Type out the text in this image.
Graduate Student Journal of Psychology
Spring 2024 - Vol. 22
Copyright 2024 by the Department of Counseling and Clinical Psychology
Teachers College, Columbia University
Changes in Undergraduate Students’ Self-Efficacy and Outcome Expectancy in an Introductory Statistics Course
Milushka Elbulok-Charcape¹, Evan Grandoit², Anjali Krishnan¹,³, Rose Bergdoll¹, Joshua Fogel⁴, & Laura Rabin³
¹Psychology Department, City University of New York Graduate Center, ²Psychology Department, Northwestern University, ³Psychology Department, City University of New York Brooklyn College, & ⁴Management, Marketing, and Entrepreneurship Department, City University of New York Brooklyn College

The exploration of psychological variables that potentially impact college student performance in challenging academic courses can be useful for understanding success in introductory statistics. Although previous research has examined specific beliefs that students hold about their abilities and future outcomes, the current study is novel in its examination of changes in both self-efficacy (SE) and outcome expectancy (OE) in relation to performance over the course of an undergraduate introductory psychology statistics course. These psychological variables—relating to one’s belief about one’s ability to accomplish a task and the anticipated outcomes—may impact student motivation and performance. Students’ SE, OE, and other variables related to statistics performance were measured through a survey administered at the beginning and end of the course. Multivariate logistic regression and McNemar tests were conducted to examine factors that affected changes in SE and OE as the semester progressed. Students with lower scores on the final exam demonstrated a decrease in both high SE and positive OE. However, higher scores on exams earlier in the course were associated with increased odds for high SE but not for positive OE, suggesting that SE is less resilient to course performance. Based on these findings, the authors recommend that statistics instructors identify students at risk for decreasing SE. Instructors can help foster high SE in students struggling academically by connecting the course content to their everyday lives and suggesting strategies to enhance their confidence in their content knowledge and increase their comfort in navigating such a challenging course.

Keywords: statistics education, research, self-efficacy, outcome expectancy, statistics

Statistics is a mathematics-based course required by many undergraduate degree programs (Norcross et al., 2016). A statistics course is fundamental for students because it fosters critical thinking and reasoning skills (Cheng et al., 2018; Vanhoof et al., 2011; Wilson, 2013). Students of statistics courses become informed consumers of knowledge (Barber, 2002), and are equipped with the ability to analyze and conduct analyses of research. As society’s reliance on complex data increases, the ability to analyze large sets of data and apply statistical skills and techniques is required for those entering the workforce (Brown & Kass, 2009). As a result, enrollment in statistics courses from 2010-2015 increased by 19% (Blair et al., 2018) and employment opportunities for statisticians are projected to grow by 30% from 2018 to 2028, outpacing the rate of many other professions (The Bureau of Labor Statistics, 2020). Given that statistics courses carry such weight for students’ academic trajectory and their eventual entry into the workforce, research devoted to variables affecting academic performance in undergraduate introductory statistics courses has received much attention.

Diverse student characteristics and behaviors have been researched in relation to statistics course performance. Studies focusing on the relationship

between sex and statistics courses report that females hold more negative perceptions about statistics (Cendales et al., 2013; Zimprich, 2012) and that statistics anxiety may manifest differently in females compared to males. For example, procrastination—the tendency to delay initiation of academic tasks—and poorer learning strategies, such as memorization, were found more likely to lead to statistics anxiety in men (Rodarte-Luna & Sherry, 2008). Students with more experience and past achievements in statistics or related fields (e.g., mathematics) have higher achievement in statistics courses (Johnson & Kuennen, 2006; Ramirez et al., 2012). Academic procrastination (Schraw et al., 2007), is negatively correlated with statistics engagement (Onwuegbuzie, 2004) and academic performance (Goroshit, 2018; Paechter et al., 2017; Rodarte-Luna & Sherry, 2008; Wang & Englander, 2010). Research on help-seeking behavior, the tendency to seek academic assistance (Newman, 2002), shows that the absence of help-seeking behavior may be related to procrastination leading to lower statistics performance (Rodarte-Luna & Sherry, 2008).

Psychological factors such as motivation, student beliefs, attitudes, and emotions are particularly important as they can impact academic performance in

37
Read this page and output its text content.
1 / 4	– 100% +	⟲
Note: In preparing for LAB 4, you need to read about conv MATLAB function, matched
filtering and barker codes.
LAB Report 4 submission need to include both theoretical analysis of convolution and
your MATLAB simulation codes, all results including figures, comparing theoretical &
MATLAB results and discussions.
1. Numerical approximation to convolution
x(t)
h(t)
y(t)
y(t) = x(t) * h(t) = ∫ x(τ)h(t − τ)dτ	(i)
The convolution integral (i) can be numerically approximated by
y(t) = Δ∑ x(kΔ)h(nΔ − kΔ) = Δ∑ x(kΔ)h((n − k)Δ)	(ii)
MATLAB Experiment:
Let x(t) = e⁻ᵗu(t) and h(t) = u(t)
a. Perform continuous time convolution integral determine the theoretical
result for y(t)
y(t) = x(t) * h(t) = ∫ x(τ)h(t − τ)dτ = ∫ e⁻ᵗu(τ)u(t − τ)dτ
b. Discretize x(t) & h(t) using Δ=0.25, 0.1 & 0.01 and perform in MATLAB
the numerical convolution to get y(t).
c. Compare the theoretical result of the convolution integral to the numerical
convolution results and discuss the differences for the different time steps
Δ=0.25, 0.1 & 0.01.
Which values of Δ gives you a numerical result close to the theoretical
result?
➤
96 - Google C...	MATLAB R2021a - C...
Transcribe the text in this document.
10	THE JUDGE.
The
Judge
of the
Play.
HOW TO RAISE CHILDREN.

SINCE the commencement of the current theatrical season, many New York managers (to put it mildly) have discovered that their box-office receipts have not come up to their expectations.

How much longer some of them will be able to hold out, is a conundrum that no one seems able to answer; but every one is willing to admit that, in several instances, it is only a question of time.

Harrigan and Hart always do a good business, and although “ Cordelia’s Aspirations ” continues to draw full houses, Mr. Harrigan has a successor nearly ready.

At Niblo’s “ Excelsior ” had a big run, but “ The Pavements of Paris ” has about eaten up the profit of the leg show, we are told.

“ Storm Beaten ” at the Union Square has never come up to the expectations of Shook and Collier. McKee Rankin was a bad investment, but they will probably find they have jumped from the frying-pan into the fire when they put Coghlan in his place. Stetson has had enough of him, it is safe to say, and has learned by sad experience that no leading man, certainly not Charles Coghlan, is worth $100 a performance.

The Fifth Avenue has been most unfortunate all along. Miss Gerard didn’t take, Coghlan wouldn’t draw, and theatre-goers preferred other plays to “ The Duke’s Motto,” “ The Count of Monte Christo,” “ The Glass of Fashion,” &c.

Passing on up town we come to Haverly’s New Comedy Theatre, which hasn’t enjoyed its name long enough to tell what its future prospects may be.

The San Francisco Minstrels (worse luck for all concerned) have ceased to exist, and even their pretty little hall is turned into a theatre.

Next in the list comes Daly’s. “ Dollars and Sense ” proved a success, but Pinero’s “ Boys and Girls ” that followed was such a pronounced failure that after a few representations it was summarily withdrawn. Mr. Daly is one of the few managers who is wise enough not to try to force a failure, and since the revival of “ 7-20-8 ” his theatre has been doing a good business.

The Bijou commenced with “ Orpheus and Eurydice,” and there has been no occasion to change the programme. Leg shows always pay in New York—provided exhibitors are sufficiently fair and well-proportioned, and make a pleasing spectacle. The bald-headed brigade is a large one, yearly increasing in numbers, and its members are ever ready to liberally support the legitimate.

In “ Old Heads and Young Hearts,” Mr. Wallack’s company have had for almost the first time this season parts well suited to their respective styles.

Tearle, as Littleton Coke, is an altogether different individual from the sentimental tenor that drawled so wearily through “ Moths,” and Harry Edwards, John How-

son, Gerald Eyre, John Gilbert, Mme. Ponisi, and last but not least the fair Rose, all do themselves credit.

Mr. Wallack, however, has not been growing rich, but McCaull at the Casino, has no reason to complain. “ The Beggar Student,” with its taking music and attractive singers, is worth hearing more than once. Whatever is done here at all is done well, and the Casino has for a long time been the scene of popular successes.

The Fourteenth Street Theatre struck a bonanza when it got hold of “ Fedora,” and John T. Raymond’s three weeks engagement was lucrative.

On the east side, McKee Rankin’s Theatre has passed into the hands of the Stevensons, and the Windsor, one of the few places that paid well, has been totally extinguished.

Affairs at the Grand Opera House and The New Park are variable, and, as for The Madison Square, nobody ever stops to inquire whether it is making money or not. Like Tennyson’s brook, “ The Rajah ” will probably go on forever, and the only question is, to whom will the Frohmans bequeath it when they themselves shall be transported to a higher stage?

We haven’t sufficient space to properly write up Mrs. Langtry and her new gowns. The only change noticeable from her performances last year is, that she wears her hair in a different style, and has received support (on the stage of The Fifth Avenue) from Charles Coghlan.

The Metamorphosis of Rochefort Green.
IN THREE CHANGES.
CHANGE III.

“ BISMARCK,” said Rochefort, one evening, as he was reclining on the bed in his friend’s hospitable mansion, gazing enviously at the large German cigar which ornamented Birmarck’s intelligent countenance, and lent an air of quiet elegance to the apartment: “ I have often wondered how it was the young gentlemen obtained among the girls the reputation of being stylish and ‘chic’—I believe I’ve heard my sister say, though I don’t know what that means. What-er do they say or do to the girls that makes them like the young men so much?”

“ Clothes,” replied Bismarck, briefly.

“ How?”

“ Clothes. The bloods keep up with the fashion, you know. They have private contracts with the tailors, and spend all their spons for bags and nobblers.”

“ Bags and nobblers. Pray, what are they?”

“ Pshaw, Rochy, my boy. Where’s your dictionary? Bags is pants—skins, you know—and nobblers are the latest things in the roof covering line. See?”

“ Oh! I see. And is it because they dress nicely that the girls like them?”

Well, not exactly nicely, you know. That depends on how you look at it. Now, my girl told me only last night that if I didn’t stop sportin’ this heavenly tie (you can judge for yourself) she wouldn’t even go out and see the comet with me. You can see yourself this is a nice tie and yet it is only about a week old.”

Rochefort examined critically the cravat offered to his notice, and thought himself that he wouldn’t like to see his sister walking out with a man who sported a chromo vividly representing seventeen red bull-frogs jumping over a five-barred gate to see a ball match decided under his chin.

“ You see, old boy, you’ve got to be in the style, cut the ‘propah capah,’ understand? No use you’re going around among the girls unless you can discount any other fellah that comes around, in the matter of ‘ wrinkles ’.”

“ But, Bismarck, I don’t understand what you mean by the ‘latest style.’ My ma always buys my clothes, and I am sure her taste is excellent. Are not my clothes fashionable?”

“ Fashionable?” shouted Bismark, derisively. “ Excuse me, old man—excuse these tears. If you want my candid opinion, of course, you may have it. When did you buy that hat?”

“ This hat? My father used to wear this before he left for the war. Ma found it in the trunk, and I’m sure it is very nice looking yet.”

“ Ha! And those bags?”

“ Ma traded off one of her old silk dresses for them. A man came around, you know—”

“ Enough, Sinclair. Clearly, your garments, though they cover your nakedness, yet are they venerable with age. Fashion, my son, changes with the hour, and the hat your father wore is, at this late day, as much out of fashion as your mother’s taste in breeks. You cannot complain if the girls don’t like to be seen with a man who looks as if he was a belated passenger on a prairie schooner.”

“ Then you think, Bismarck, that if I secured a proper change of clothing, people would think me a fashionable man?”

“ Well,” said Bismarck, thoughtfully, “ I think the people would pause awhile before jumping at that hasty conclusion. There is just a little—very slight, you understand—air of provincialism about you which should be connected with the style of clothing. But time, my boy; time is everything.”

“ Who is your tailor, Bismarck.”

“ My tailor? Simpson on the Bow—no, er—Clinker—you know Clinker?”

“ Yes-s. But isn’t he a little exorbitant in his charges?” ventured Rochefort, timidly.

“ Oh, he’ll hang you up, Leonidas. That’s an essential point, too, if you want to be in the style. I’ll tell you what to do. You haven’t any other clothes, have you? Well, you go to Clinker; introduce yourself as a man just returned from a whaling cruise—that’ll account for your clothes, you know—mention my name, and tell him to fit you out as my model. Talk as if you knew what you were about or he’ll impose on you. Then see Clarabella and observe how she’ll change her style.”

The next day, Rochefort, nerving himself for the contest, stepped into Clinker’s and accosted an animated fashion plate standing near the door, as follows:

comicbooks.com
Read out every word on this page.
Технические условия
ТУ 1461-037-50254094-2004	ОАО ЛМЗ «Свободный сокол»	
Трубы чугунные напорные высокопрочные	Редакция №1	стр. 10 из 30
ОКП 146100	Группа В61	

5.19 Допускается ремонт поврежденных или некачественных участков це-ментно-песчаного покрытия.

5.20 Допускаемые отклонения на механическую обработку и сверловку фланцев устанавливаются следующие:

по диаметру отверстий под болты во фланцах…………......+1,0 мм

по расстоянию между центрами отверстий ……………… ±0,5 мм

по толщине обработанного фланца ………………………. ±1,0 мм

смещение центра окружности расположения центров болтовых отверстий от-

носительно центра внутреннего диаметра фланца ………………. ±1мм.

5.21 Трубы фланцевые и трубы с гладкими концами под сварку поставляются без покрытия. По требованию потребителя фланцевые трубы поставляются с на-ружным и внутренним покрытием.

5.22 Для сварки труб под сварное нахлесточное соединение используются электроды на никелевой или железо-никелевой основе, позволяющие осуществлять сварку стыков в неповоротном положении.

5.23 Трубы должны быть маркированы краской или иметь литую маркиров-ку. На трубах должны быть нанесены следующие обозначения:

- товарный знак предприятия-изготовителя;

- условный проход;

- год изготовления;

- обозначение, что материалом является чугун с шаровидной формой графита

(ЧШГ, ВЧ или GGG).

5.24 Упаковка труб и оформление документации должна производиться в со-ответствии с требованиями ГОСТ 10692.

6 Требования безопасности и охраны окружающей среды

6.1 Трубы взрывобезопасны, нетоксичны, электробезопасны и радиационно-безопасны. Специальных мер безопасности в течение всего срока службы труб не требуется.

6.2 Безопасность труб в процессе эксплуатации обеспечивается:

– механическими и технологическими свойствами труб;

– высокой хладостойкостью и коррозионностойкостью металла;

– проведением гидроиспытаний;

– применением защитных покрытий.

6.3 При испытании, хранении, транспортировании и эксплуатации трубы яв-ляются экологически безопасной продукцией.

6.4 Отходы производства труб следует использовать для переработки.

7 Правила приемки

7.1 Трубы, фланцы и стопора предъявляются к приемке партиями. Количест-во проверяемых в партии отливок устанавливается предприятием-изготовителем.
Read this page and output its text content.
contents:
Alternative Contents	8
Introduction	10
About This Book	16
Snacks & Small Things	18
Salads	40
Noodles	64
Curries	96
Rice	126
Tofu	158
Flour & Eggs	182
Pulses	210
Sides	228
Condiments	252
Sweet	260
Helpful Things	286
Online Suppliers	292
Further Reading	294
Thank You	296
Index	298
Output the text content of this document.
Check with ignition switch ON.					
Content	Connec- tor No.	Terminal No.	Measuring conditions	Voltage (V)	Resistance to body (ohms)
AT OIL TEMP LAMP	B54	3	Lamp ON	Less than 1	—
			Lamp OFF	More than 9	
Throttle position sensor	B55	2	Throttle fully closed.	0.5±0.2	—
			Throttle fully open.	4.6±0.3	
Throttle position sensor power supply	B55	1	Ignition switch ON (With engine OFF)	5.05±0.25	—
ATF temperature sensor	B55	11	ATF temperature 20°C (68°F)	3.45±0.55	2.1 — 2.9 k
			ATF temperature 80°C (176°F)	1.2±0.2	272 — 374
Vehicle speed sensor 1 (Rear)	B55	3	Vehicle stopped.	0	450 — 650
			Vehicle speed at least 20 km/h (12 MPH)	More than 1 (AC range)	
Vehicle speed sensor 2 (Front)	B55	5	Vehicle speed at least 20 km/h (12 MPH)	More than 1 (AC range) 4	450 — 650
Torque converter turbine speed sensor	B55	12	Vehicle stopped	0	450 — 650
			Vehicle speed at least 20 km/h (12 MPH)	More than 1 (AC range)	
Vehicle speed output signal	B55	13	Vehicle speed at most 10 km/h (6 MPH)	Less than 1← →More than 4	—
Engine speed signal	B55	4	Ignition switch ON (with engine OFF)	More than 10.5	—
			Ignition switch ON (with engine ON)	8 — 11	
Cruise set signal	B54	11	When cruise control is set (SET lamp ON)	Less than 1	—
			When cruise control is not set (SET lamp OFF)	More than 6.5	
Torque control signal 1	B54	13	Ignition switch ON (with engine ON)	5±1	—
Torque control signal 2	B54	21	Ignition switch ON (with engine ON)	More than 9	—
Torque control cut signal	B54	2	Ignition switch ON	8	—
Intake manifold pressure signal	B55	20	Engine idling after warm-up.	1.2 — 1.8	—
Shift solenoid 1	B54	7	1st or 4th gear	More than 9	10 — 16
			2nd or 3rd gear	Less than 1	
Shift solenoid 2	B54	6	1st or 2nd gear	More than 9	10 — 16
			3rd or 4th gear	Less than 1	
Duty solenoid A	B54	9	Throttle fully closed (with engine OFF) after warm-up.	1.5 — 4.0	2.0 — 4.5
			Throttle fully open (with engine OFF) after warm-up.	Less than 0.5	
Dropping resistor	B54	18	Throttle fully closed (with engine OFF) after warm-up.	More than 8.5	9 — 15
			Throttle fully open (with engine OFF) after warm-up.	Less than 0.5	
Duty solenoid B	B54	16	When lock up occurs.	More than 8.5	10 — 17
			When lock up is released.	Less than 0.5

____

Problem description
Pick out and copy the lines of the entries that hold the string "complain".

Task solution
Mr. Wallack, however, has not been growing rich, but McCaull at the Casino, has no reason to complain. “ The Beggar Student,” with its taking music and attractive singers, is worth hearing more than once. Whatever is done here at all is done well, and the Casino has for a long time been the scene of popular successes.
“ Enough, Sinclair. Clearly, your garments, though they cover your nakedness, yet are they venerable with age. Fashion, my son, changes with the hour, and the hat your father wore is, at this late day, as much out of fashion as your mother’s taste in breeks. You cannot complain if the girls don’t like to be seen with a man who looks as if he was a belated passenger on a prairie schooner.”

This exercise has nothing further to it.